- _SUPPLIED MATERIAL_
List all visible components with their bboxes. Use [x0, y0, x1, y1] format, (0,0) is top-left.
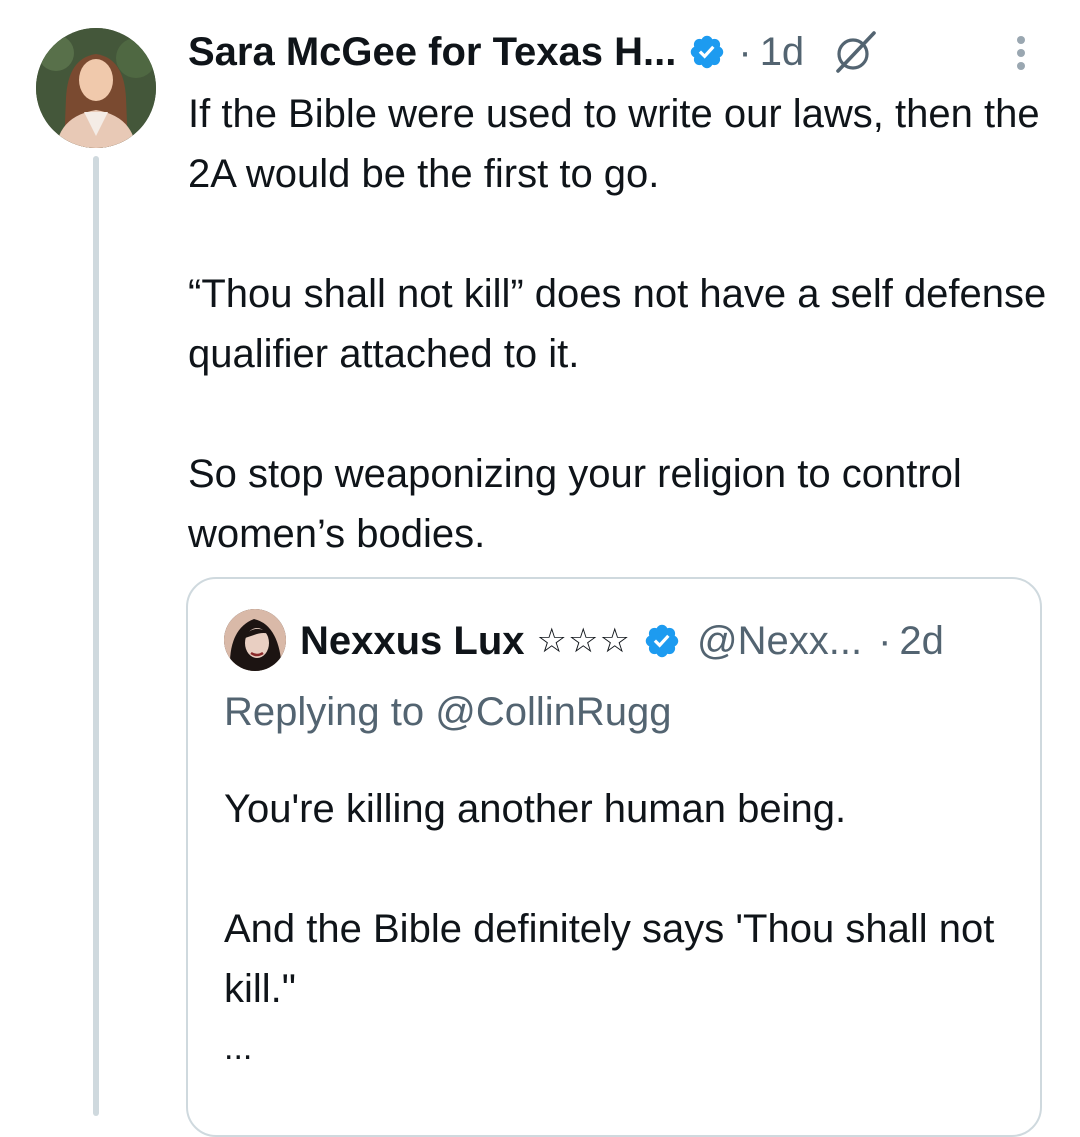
verified-badge-icon: [643, 622, 681, 660]
tweet-header: Sara McGee for Texas H... · 1d: [188, 24, 1058, 80]
name-stars: ☆☆☆: [536, 622, 631, 660]
quoted-author-name[interactable]: Nexxus Lux: [300, 619, 525, 664]
quoted-paragraph: You're killing another human being.: [224, 787, 847, 831]
quoted-tweet-text: You're killing another human being. And …: [224, 779, 1014, 1019]
quoted-tweet-header: Nexxus Lux ☆☆☆ @Nexx... · 2d: [300, 611, 1030, 671]
tweet-paragraph: If the Bible were used to write our laws…: [188, 92, 1040, 196]
quoted-paragraph: And the Bible definitely says 'Thou shal…: [224, 907, 995, 1011]
separator-dot: ·: [738, 29, 752, 74]
tweet-paragraph: “Thou shall not kill” does not have a se…: [188, 272, 1047, 376]
separator-dot: ·: [878, 618, 892, 663]
quoted-tweet-card[interactable]: Nexxus Lux ☆☆☆ @Nexx... · 2d Replying to…: [186, 577, 1042, 1137]
more-options-icon[interactable]: [1004, 35, 1038, 71]
truncation-ellipsis: ...: [224, 1029, 253, 1067]
tweet-time[interactable]: 1d: [760, 30, 805, 75]
tweet-text: If the Bible were used to write our laws…: [188, 84, 1048, 564]
quoted-tweet-time[interactable]: 2d: [899, 619, 944, 664]
replying-to[interactable]: Replying to @CollinRugg: [224, 682, 672, 742]
thread-line: [93, 156, 99, 1116]
quoted-author-handle[interactable]: @Nexx...: [697, 619, 862, 664]
tweet-paragraph: So stop weaponizing your religion to con…: [188, 452, 962, 556]
verified-badge-icon: [688, 33, 726, 71]
quoted-author-photo: [224, 609, 286, 671]
author-photo: [36, 28, 156, 148]
quoted-author-avatar[interactable]: [224, 609, 286, 671]
grok-icon[interactable]: [832, 29, 878, 75]
author-name[interactable]: Sara McGee for Texas H...: [188, 30, 676, 75]
author-avatar[interactable]: [36, 28, 156, 148]
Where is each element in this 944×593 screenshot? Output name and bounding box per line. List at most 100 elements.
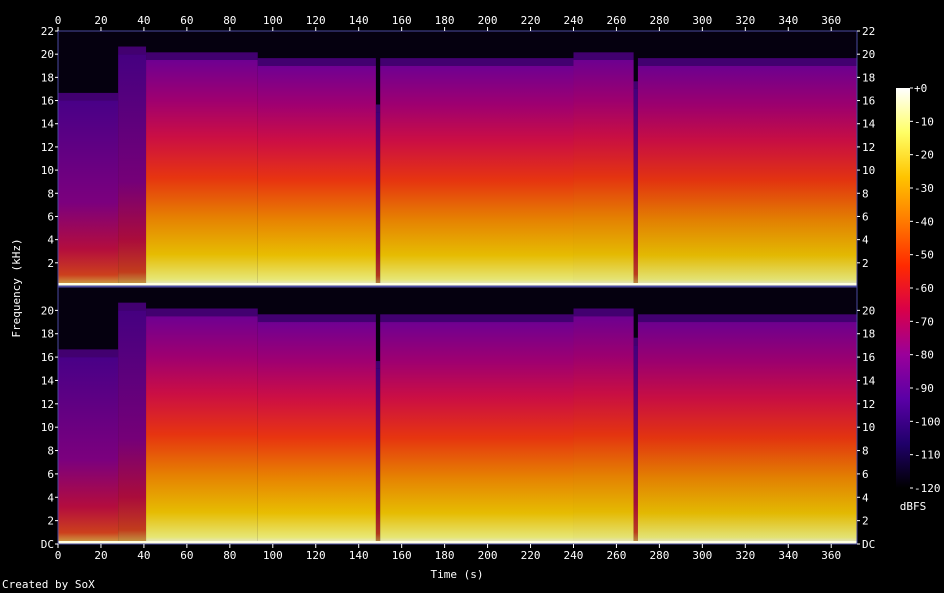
colorbar-tick-label: -70 <box>914 315 934 328</box>
colorbar-tick-label: -80 <box>914 349 934 362</box>
x-tick-label-top: 280 <box>649 14 669 27</box>
x-tick-label-bottom: 0 <box>55 549 62 562</box>
y-tick-label-right: 14 <box>862 118 876 131</box>
x-tick-label-bottom: 260 <box>607 549 627 562</box>
cutoff-fringe <box>380 314 574 323</box>
y-tick-label-left: 20 <box>41 304 54 317</box>
y-tick-label-left: 2 <box>47 257 54 270</box>
x-tick-label-bottom: 160 <box>392 549 412 562</box>
x-tick-label-top: 360 <box>821 14 841 27</box>
x-tick-label-top: 20 <box>94 14 107 27</box>
y-tick-label-right: 18 <box>862 328 875 341</box>
x-tick-label-top: 260 <box>607 14 627 27</box>
spectrum-segment <box>146 316 258 544</box>
x-tick-label-bottom: 20 <box>94 549 107 562</box>
cutoff-fringe <box>146 308 258 317</box>
y-tick-label-left: 16 <box>41 351 54 364</box>
y-tick-label-right: 4 <box>862 234 869 247</box>
colorbar-tick-label: -50 <box>914 249 934 262</box>
y-tick-label-right: 16 <box>862 351 875 364</box>
x-tick-label-bottom: 360 <box>821 549 841 562</box>
x-tick-label-bottom: 200 <box>478 549 498 562</box>
footer-credit: Created by SoX <box>2 578 95 591</box>
x-tick-label-top: 40 <box>137 14 150 27</box>
y-tick-label-left: 18 <box>41 328 54 341</box>
cutoff-fringe <box>375 361 381 369</box>
y-tick-label-left: 4 <box>47 491 54 504</box>
colorbar-tick-label: -120 <box>914 482 941 495</box>
x-tick-label-bottom: 240 <box>564 549 584 562</box>
x-tick-label-bottom: 40 <box>137 549 150 562</box>
y-axis-label: Frequency (kHz) <box>10 238 23 337</box>
colorbar-tick-label: -90 <box>914 382 934 395</box>
colorbar: +0 -10 -20 -30 -40 -50 -60 -70 -80 -90 -100 -110 -12… <box>896 82 941 495</box>
cutoff-fringe <box>375 104 381 113</box>
spectrum-segment <box>573 59 634 287</box>
x-tick-label-top: 0 <box>55 14 62 27</box>
colorbar-tick-label: +0 <box>914 82 927 95</box>
cutoff-fringe <box>637 58 857 66</box>
x-tick-label-top: 240 <box>564 14 584 27</box>
spectrum-segment <box>633 345 638 544</box>
spectrum-segment <box>380 322 574 544</box>
y-tick-label-left: 20 <box>41 48 54 61</box>
y-tick-label-right: DC <box>862 538 875 551</box>
y-tick-label-left: 16 <box>41 95 54 108</box>
colorbar-tick-label: -10 <box>914 115 934 128</box>
y-tick-label-left: 10 <box>41 164 54 177</box>
y-tick-label-right: 20 <box>862 48 875 61</box>
y-tick-label-right: 12 <box>862 398 875 411</box>
y-tick-label-right: 6 <box>862 210 869 223</box>
colorbar-tick-label: -40 <box>914 215 934 228</box>
colorbar-gradient <box>896 88 910 488</box>
x-tick-label-bottom: 140 <box>349 549 369 562</box>
x-tick-label-top: 100 <box>263 14 283 27</box>
colorbar-label: dBFS <box>900 500 927 513</box>
x-tick-label-top: 320 <box>735 14 755 27</box>
spectrum-segment <box>573 316 634 544</box>
y-tick-label-left: 6 <box>47 210 54 223</box>
y-tick-label-right: 6 <box>862 468 869 481</box>
x-tick-label-top: 220 <box>521 14 541 27</box>
spectrum-segment <box>146 59 258 287</box>
x-tick-label-bottom: 340 <box>778 549 798 562</box>
y-tick-label-right: 16 <box>862 95 875 108</box>
spectrogram-panels <box>57 30 858 545</box>
y-tick-label-right: 8 <box>862 187 869 200</box>
colorbar-tick-label: -30 <box>914 182 934 195</box>
spectrum-segment <box>375 112 381 287</box>
y-tick-label-right: 2 <box>862 515 869 528</box>
cutoff-fringe <box>146 52 258 60</box>
cutoff-fringe <box>573 308 634 317</box>
x-tick-label-top: 340 <box>778 14 798 27</box>
x-tick-label-top: 300 <box>692 14 712 27</box>
y-tick-label-left: 22 <box>41 25 54 38</box>
spectrum-segment <box>257 65 376 286</box>
cutoff-fringe <box>380 58 574 66</box>
y-tick-label-left: DC <box>41 538 54 551</box>
y-tick-label-left: 18 <box>41 71 54 84</box>
x-tick-label-top: 200 <box>478 14 498 27</box>
y-tick-label-left: 6 <box>47 468 54 481</box>
cutoff-fringe <box>58 349 119 358</box>
x-tick-label-top: 140 <box>349 14 369 27</box>
x-axis-label: Time (s) <box>431 568 484 581</box>
cutoff-fringe <box>637 314 857 323</box>
y-tick-label-right: 22 <box>862 25 875 38</box>
y-tick-label-left: 4 <box>47 234 54 247</box>
y-tick-label-left: 8 <box>47 445 54 458</box>
spectrum-segment <box>257 322 376 544</box>
spectrum-segment <box>380 65 574 286</box>
x-tick-label-top: 160 <box>392 14 412 27</box>
spectrum-segment <box>637 322 857 544</box>
y-tick-label-left: 2 <box>47 515 54 528</box>
y-tick-label-right: 10 <box>862 421 875 434</box>
cutoff-fringe <box>58 92 119 101</box>
y-tick-label-left: 12 <box>41 141 54 154</box>
cutoff-fringe <box>257 314 376 323</box>
cutoff-fringe <box>118 302 147 311</box>
cutoff-fringe <box>633 81 638 89</box>
x-tick-label-top: 80 <box>223 14 236 27</box>
colorbar-tick-label: -100 <box>914 415 941 428</box>
spectrum-segment <box>118 54 147 286</box>
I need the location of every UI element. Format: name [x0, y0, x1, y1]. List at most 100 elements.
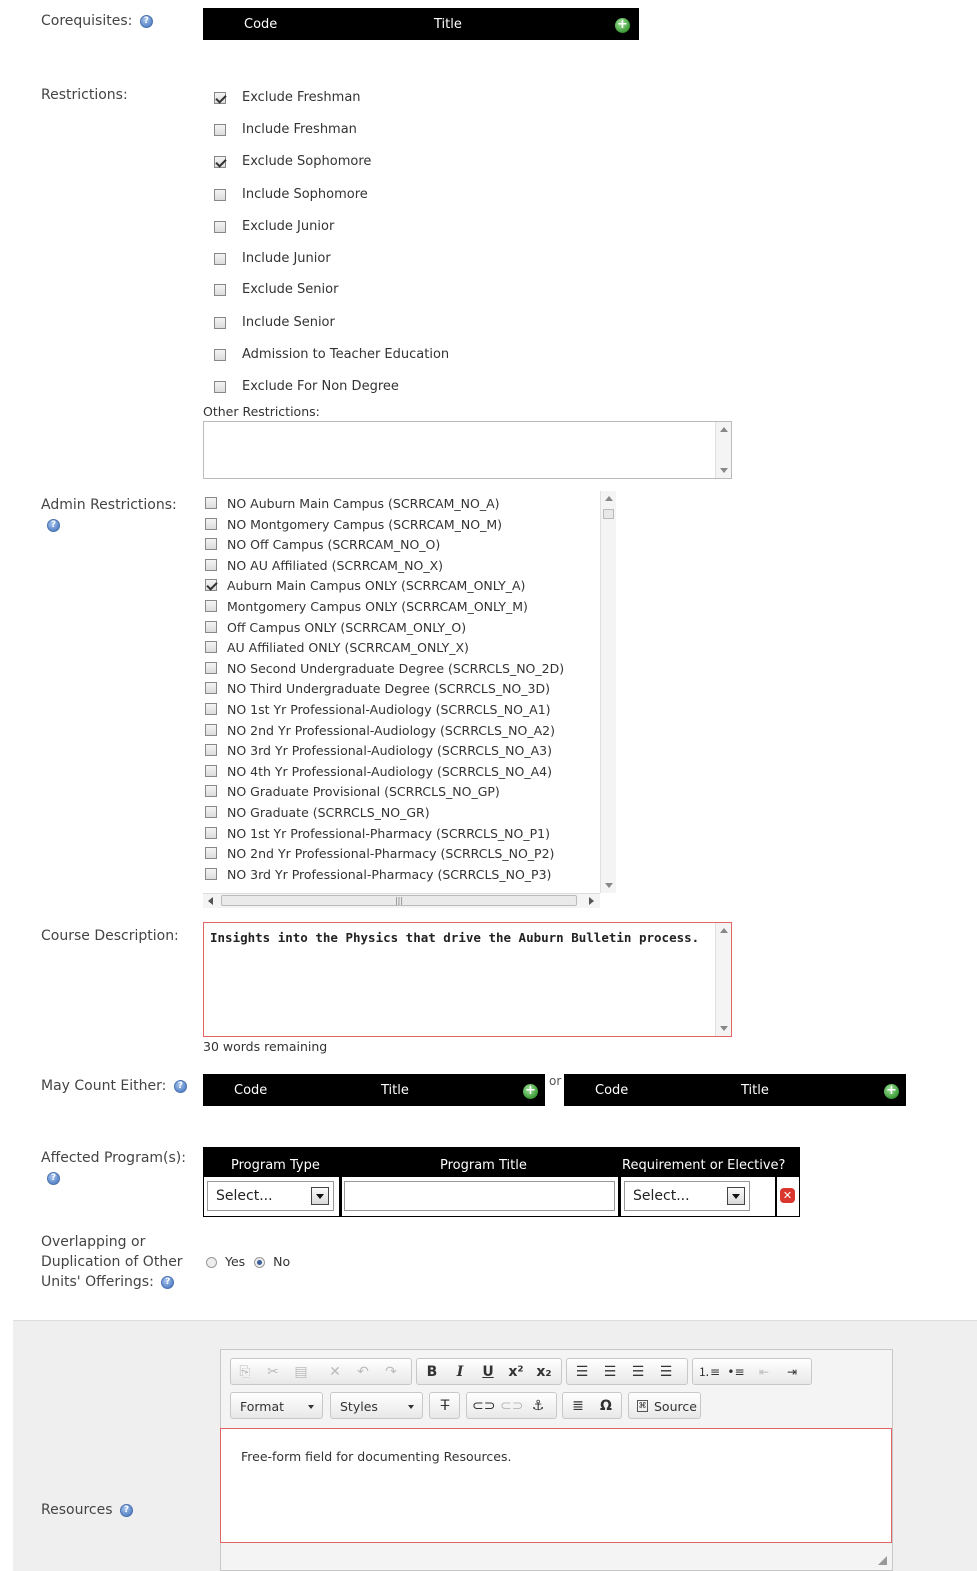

- _PROBLEM DETAILS_
Render as a JSON list of strings the lines from the one with "verified-badge-icon: [643, 622, 681, 660]" up to and including the one with "separator-dot: ·: [878, 618, 892, 663]", one string per line, leaving out blank lines.

- _TASK RESPONSE_
[
  "verified-badge-icon: [643, 622, 681, 660]",
  "tweet-header: Sara McGee for Texas H... · 1d: [188, 24, 1058, 80]",
  "name-stars: ☆☆☆: [536, 622, 631, 660]",
  "quoted-author-name[interactable]: Nexxus Lux: [300, 619, 525, 664]",
  "quoted-paragraph: You're killing another human being.: [224, 787, 847, 831]",
  "quoted-tweet-text: You're killing another human being. And …: [224, 779, 1014, 1019]",
  "quoted-tweet-header: Nexxus Lux ☆☆☆ @Nexx... · 2d: [300, 611, 1030, 671]",
  "tweet-paragraph: If the Bible were used to write our laws…: [188, 92, 1040, 196]",
  "quoted-paragraph: And the Bible definitely says 'Thou shal…: [224, 907, 995, 1011]",
  "separator-dot: ·: [738, 29, 752, 74]",
  "tweet-paragraph: “Thou shall not kill” does not have a se…: [188, 272, 1047, 376]",
  "separator-dot: ·: [878, 618, 892, 663]"
]